◆ Problem to work on ◆
Starting with the line containing "Identify all the" and going on through the line containing "feature-label: Historial de", rename "feature-label" to "item-label" and leave everything else in those lines unchanged. Give only those lines.

◆ Records ◆
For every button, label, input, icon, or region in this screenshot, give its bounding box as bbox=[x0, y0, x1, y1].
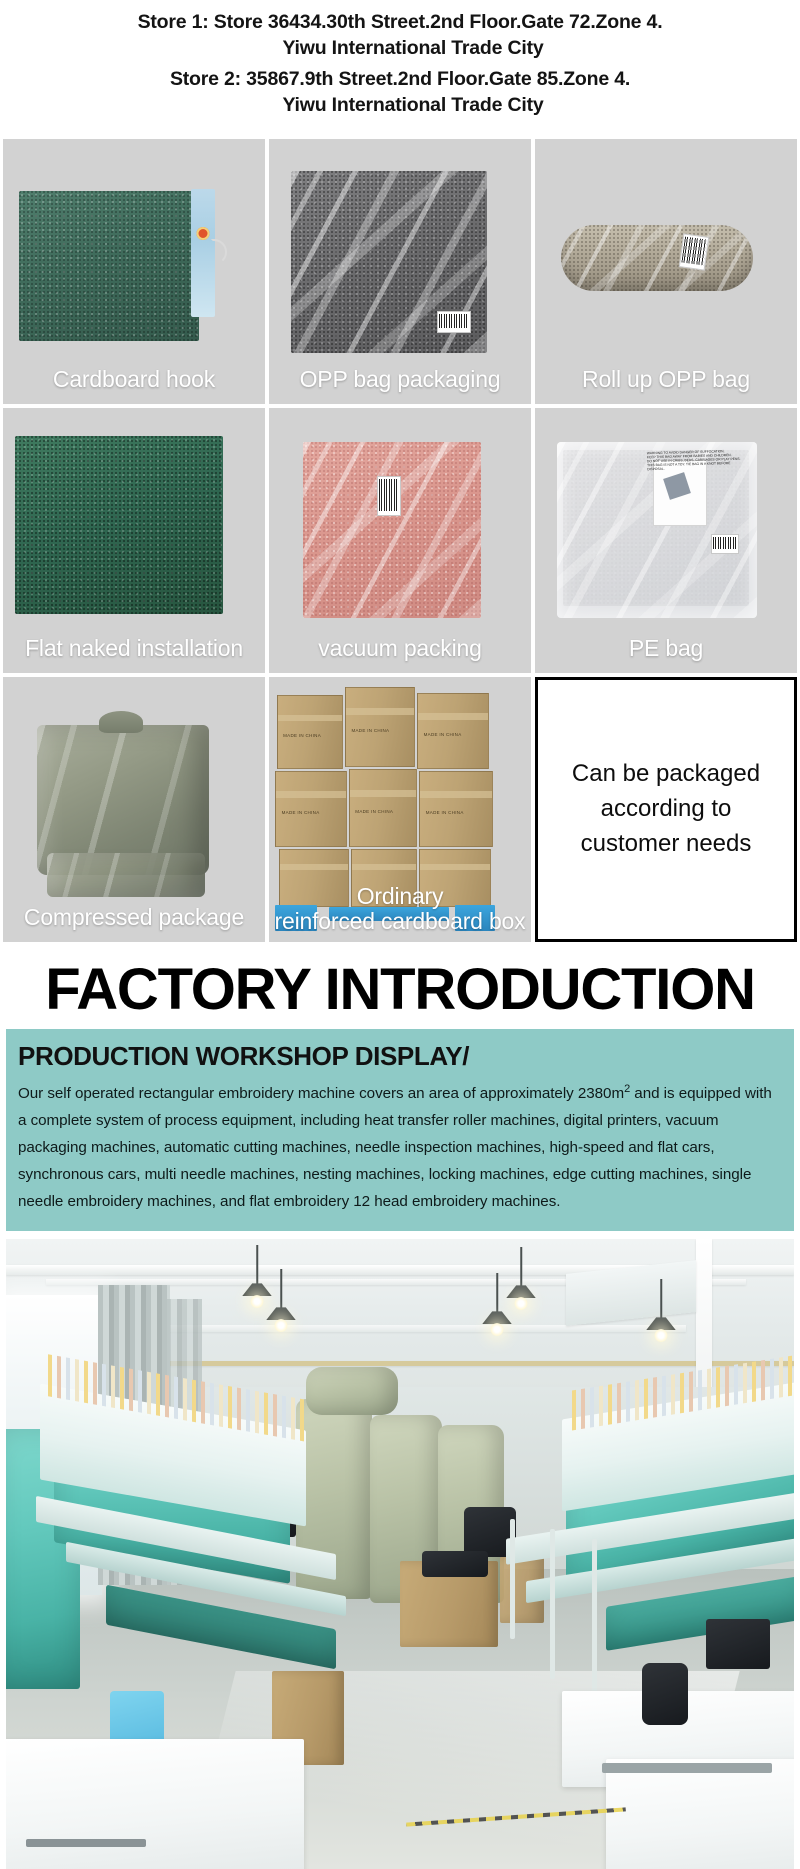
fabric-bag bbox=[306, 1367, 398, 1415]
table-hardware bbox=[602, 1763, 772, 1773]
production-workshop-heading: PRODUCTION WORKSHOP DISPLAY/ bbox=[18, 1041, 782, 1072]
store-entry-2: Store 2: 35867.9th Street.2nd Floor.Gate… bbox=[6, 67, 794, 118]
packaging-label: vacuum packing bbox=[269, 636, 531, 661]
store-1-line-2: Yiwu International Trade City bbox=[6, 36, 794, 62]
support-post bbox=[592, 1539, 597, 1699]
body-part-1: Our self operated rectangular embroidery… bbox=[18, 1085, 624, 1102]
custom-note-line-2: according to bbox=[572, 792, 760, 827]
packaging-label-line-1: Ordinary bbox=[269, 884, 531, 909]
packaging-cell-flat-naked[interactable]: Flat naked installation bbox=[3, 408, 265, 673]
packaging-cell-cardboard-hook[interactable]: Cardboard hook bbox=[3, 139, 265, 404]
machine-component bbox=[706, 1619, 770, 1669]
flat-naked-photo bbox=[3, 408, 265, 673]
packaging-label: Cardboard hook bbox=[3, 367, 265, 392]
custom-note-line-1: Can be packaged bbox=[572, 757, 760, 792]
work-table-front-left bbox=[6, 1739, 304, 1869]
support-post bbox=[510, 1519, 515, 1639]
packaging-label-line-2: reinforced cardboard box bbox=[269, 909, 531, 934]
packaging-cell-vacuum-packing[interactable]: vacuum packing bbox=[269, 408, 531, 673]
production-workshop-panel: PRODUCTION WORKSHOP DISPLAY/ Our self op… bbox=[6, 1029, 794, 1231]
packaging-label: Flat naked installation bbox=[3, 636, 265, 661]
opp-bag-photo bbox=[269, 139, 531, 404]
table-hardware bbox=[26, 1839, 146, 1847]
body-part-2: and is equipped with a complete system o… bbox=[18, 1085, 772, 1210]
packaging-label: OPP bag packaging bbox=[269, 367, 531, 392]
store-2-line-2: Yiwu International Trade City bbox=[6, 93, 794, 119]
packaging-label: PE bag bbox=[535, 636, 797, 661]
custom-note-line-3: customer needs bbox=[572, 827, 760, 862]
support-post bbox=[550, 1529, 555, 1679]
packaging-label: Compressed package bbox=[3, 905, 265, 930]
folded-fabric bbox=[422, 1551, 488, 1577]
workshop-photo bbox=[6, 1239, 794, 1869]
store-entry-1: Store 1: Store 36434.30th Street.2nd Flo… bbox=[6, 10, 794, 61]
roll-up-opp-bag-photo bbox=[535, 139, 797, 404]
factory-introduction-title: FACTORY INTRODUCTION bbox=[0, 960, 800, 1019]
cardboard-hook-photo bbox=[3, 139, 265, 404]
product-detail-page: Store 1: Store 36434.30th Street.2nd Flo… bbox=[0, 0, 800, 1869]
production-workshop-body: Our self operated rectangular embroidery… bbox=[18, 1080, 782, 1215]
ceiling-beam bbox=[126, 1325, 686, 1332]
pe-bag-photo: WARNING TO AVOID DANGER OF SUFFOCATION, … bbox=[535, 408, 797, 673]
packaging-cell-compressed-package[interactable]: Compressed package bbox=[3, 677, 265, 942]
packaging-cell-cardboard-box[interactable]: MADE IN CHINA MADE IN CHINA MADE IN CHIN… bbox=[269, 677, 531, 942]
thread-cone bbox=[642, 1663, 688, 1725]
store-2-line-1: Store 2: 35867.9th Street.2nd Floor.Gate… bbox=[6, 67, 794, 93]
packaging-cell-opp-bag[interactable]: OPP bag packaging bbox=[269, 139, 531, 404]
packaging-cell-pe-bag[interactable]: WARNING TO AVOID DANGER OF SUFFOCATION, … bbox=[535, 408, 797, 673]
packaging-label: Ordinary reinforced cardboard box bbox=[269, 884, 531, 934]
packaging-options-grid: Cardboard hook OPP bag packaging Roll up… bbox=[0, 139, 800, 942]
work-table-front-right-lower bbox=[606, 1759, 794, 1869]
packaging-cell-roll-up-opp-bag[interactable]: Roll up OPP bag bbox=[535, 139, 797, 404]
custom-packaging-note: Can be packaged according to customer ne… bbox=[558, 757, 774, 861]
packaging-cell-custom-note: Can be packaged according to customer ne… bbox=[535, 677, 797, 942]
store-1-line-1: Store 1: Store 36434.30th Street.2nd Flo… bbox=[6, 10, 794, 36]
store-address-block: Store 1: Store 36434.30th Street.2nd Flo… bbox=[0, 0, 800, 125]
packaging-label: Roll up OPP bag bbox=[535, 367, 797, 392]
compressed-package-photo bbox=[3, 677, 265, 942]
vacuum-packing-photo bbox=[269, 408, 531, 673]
* * *
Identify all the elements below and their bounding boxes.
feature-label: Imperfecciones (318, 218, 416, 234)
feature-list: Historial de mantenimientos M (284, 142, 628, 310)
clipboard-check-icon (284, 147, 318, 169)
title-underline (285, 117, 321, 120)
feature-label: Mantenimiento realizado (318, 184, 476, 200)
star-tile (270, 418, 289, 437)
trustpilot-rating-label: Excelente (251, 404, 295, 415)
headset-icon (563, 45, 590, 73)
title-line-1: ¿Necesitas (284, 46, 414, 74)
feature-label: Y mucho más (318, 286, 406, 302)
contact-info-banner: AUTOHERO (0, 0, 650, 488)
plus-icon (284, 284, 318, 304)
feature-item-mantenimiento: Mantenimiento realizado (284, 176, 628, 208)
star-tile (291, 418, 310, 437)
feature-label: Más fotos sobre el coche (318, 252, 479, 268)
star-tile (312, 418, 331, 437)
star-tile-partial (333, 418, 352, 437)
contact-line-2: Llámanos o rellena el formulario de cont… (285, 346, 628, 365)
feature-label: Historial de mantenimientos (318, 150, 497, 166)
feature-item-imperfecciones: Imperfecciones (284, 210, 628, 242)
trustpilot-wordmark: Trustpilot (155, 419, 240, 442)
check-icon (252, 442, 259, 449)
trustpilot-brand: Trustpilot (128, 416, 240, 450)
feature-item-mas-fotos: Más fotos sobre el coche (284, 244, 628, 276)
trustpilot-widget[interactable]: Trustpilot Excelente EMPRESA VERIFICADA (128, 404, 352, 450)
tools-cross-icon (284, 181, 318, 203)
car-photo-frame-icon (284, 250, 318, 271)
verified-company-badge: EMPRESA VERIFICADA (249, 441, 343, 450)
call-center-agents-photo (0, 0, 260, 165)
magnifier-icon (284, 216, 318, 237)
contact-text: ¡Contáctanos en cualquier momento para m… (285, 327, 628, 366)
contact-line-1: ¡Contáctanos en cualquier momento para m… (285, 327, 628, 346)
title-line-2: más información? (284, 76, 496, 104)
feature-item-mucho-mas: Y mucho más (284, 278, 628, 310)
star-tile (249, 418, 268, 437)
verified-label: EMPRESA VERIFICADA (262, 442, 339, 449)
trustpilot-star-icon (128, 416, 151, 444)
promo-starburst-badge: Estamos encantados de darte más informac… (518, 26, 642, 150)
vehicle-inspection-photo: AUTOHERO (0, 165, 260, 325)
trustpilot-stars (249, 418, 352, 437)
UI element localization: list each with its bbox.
...
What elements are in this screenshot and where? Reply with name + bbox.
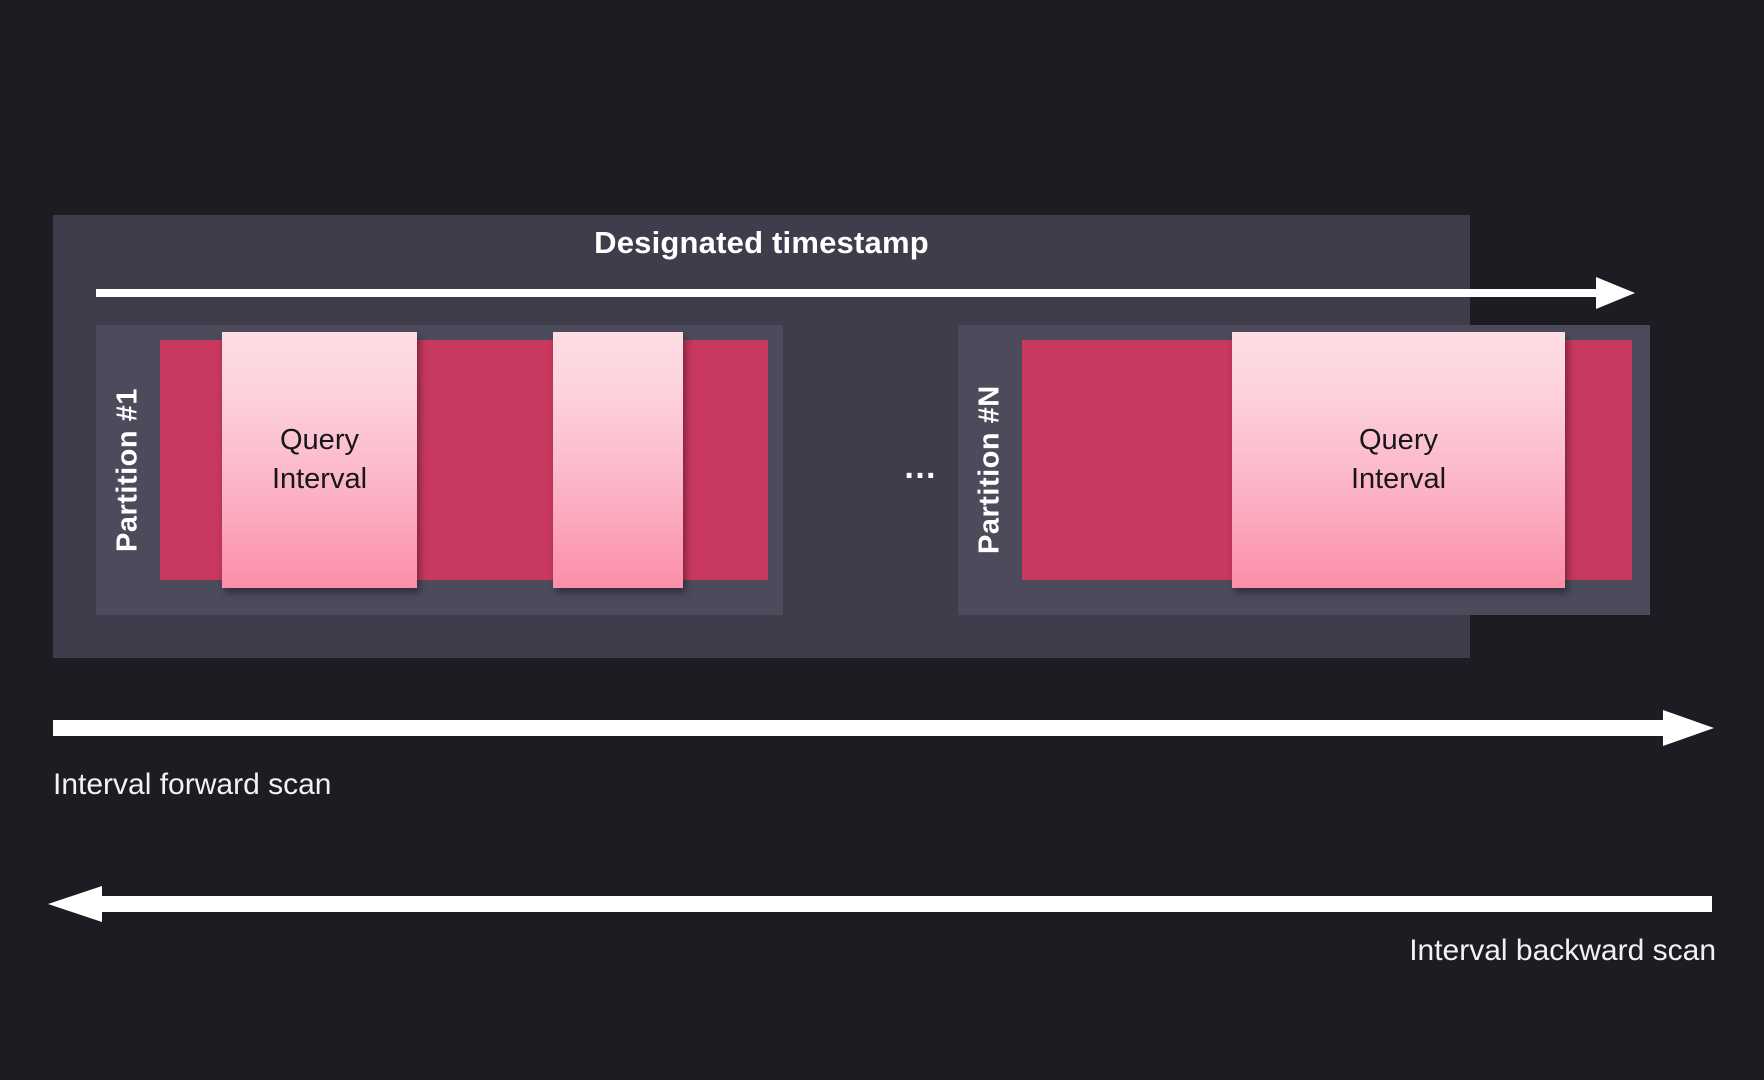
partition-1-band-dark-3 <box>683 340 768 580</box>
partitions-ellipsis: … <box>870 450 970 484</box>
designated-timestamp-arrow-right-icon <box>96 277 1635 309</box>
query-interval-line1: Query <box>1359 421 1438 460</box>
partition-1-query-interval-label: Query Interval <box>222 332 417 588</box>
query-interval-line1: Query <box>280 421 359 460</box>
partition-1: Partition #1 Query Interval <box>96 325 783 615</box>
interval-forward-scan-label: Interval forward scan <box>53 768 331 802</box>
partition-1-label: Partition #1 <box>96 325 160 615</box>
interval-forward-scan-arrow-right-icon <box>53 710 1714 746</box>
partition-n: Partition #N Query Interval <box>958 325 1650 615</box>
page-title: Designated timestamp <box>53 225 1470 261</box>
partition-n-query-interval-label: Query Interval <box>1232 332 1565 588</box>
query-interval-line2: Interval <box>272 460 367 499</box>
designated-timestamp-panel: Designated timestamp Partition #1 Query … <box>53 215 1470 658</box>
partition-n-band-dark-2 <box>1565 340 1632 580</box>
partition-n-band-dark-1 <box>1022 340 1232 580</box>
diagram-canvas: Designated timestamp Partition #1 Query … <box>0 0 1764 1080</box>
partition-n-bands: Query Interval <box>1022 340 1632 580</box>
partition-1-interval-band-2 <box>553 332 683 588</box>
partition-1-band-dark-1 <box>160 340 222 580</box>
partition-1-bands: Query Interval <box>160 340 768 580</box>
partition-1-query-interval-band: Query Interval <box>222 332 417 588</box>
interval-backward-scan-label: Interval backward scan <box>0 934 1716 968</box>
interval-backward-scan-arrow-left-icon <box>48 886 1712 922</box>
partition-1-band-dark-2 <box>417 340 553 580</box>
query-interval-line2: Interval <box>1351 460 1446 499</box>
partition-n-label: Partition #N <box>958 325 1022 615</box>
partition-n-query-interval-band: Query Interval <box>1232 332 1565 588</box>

◆ Output for this exercise ◆
Identify all the elements below and their bounding boxes.
item-label: Imperfecciones (318, 218, 416, 234)
feature-list: Historial de mantenimientos M (284, 142, 628, 310)
clipboard-check-icon (284, 147, 318, 169)
title-underline (285, 117, 321, 120)
item-label: Mantenimiento realizado (318, 184, 476, 200)
star-tile (270, 418, 289, 437)
trustpilot-rating-label: Excelente (251, 404, 295, 415)
headset-icon (563, 45, 590, 73)
title-line-1: ¿Necesitas (284, 46, 414, 74)
item-label: Y mucho más (318, 286, 406, 302)
contact-info-banner: AUTOHERO (0, 0, 650, 488)
plus-icon (284, 284, 318, 304)
feature-item-mantenimiento: Mantenimiento realizado (284, 176, 628, 208)
star-tile (291, 418, 310, 437)
item-label: Más fotos sobre el coche (318, 252, 479, 268)
star-tile (312, 418, 331, 437)
star-tile-partial (333, 418, 352, 437)
contact-line-2: Llámanos o rellena el formulario de cont… (285, 346, 628, 365)
item-label: Historial de mantenimientos (318, 150, 497, 166)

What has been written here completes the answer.